▸ THE RECORDS

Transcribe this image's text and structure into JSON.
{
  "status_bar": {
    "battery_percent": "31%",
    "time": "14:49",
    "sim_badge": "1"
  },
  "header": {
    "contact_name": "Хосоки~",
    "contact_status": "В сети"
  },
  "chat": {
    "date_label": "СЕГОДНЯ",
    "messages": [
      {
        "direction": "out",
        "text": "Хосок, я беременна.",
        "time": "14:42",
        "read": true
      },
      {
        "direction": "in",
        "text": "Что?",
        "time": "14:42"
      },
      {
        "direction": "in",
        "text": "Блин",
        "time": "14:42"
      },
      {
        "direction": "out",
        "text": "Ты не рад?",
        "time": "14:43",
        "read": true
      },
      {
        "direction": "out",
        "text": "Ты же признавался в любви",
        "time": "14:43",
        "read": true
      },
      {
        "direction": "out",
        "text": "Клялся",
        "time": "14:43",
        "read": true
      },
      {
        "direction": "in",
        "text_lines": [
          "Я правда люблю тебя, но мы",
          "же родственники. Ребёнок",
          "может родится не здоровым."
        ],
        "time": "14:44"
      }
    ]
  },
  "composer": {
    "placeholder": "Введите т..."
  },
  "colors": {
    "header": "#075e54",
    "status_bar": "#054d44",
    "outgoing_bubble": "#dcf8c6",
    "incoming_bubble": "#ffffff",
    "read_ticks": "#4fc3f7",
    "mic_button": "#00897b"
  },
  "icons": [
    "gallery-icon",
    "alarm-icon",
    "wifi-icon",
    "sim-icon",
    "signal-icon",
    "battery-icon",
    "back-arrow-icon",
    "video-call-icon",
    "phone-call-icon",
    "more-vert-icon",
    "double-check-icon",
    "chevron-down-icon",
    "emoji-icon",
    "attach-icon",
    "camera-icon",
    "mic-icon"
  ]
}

==

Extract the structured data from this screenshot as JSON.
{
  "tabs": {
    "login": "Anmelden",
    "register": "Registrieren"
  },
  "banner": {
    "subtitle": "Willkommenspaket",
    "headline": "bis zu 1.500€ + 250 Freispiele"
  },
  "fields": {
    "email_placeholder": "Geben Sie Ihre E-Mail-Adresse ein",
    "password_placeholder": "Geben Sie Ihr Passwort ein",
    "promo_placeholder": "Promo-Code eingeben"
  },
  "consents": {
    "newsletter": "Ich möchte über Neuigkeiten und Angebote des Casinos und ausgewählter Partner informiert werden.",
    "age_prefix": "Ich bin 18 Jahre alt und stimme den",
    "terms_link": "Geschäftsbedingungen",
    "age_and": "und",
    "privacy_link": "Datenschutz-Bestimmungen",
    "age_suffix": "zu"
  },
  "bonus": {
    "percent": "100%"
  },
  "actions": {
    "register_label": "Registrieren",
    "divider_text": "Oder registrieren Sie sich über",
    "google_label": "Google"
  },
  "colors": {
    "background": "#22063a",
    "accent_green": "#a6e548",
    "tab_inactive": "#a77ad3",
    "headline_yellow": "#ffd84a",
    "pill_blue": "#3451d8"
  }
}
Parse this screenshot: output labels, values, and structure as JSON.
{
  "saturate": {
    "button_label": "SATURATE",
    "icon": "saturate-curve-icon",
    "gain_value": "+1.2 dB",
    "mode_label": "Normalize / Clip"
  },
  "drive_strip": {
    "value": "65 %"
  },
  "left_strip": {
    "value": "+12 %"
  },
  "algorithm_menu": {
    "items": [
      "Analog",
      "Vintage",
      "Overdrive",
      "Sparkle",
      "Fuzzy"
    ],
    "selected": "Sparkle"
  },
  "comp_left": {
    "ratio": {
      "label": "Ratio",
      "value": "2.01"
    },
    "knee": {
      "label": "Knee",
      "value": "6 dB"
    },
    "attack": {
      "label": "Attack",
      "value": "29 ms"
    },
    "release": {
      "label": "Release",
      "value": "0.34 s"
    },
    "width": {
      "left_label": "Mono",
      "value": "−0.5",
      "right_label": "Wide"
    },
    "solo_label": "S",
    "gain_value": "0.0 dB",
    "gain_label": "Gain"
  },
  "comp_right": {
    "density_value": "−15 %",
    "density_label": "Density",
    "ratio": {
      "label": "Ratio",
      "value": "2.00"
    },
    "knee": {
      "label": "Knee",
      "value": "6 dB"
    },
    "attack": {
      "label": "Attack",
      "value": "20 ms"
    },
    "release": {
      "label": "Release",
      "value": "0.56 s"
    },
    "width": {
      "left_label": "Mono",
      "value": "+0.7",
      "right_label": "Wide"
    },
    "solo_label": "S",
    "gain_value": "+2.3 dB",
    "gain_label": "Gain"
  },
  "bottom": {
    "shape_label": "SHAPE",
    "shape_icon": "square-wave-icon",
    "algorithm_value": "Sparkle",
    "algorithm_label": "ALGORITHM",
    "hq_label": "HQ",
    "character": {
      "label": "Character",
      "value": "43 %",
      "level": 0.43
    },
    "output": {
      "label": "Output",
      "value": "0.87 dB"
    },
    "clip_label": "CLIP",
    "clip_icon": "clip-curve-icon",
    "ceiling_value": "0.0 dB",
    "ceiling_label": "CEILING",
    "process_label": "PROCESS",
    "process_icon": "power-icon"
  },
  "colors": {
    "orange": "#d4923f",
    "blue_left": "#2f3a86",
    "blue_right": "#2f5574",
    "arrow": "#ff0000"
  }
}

▸ TASK REQUIREMENTS
Keep only the lines that hold the string "curve", and copy them out.

▸ EXERCISE RESULT
    "icon": "saturate-curve-icon",
    "clip_icon": "clip-curve-icon",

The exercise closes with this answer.